Required work> Repeat the records below exactly, leaving out any pictures.

[Stored records]

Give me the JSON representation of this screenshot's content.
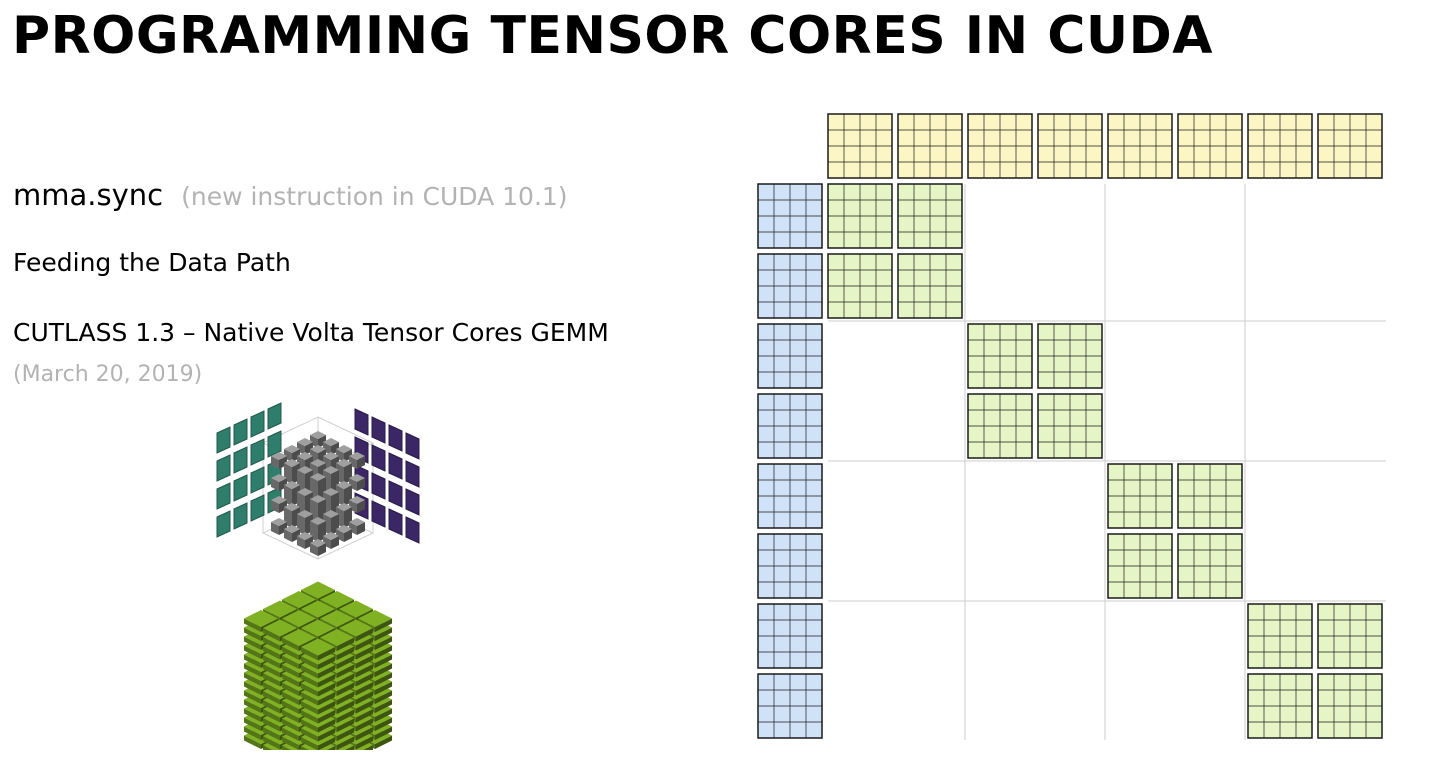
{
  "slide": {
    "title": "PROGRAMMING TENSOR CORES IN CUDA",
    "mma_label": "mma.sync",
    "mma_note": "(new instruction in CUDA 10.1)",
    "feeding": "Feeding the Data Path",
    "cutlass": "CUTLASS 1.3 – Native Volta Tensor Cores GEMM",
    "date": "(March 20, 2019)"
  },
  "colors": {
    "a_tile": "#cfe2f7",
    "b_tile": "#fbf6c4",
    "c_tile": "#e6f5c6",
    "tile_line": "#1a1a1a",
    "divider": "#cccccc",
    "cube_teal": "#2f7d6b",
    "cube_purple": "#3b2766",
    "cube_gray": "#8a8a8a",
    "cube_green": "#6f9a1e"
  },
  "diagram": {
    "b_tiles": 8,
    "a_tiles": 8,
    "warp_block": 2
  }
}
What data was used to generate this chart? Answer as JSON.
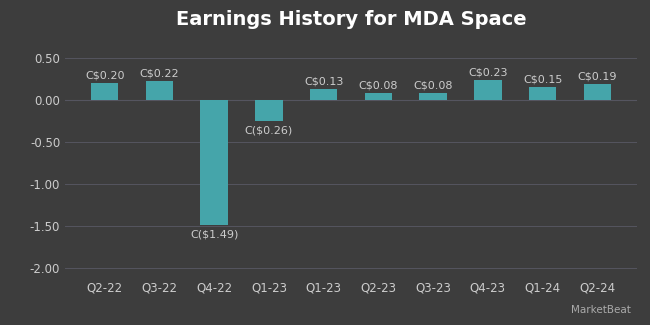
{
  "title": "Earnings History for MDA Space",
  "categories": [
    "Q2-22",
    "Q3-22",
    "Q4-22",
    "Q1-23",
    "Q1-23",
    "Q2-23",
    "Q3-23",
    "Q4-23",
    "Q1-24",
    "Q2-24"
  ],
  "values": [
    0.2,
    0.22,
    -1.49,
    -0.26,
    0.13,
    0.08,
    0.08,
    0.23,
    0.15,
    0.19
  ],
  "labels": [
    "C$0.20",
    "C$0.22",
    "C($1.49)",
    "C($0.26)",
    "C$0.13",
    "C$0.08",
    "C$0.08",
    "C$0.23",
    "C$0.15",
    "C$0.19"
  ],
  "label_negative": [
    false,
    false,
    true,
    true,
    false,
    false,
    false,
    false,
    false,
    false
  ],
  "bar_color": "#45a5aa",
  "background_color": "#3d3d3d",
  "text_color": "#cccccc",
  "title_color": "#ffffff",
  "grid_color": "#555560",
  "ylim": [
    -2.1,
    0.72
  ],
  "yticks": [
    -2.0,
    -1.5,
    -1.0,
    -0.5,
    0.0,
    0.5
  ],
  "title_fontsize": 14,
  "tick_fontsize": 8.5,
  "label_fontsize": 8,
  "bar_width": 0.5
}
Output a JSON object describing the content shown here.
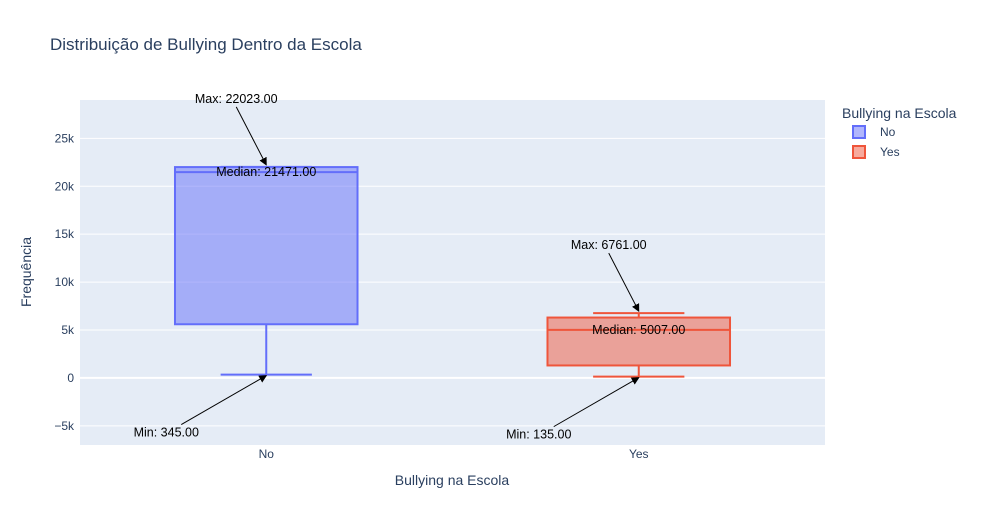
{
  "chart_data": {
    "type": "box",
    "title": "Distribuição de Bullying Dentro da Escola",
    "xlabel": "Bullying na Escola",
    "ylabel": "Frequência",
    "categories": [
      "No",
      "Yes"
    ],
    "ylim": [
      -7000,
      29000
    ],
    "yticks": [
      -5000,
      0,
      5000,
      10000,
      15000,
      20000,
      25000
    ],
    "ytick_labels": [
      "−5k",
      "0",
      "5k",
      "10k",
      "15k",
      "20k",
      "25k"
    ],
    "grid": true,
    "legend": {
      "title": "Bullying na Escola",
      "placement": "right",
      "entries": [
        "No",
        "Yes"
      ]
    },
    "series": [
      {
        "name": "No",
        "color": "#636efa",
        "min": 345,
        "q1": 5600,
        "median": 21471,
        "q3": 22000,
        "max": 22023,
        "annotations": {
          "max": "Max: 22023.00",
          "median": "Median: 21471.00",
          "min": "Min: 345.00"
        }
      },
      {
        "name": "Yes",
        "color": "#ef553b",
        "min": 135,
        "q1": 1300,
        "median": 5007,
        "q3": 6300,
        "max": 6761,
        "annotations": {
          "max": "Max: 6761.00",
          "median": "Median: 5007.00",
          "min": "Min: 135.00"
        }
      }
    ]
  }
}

Response to this task>
Give me the JSON representation of this screenshot's content.
{
  "slide": {
    "title": "PROGRAMMING TENSOR CORES IN CUDA",
    "mma_label": "mma.sync",
    "mma_note": "(new instruction in CUDA 10.1)",
    "feeding": "Feeding the Data Path",
    "cutlass": "CUTLASS 1.3 – Native Volta Tensor Cores GEMM",
    "date": "(March 20, 2019)"
  },
  "colors": {
    "a_tile": "#cfe2f7",
    "b_tile": "#fbf6c4",
    "c_tile": "#e6f5c6",
    "tile_line": "#1a1a1a",
    "divider": "#cccccc",
    "cube_teal": "#2f7d6b",
    "cube_purple": "#3b2766",
    "cube_gray": "#8a8a8a",
    "cube_green": "#6f9a1e"
  },
  "diagram": {
    "b_tiles": 8,
    "a_tiles": 8,
    "warp_block": 2
  }
}
What data was used to generate this chart? Answer as JSON.
{
  "title": "Earnings History for MDA Space",
  "categories": [
    "Q2-22",
    "Q3-22",
    "Q4-22",
    "Q1-23",
    "Q1-23",
    "Q2-23",
    "Q3-23",
    "Q4-23",
    "Q1-24",
    "Q2-24"
  ],
  "values": [
    0.2,
    0.22,
    -1.49,
    -0.26,
    0.13,
    0.08,
    0.08,
    0.23,
    0.15,
    0.19
  ],
  "labels": [
    "C$0.20",
    "C$0.22",
    "C($1.49)",
    "C($0.26)",
    "C$0.13",
    "C$0.08",
    "C$0.08",
    "C$0.23",
    "C$0.15",
    "C$0.19"
  ],
  "label_negative": [
    false,
    false,
    true,
    true,
    false,
    false,
    false,
    false,
    false,
    false
  ],
  "bar_color": "#45a5aa",
  "background_color": "#3d3d3d",
  "text_color": "#cccccc",
  "title_color": "#ffffff",
  "grid_color": "#555560",
  "ylim": [
    -2.1,
    0.72
  ],
  "yticks": [
    -2.0,
    -1.5,
    -1.0,
    -0.5,
    0.0,
    0.5
  ],
  "title_fontsize": 14,
  "tick_fontsize": 8.5,
  "label_fontsize": 8,
  "bar_width": 0.5
}
Output a JSON object describing the content shown here.
{
  "chart_data": {
    "type": "box",
    "title": "Distribuição de Bullying Dentro da Escola",
    "xlabel": "Bullying na Escola",
    "ylabel": "Frequência",
    "categories": [
      "No",
      "Yes"
    ],
    "ylim": [
      -7000,
      29000
    ],
    "yticks": [
      -5000,
      0,
      5000,
      10000,
      15000,
      20000,
      25000
    ],
    "ytick_labels": [
      "−5k",
      "0",
      "5k",
      "10k",
      "15k",
      "20k",
      "25k"
    ],
    "grid": true,
    "legend": {
      "title": "Bullying na Escola",
      "placement": "right",
      "entries": [
        "No",
        "Yes"
      ]
    },
    "series": [
      {
        "name": "No",
        "color": "#636efa",
        "min": 345,
        "q1": 5600,
        "median": 21471,
        "q3": 22000,
        "max": 22023,
        "annotations": {
          "max": "Max: 22023.00",
          "median": "Median: 21471.00",
          "min": "Min: 345.00"
        }
      },
      {
        "name": "Yes",
        "color": "#ef553b",
        "min": 135,
        "q1": 1300,
        "median": 5007,
        "q3": 6300,
        "max": 6761,
        "annotations": {
          "max": "Max: 6761.00",
          "median": "Median: 5007.00",
          "min": "Min: 135.00"
        }
      }
    ]
  }
}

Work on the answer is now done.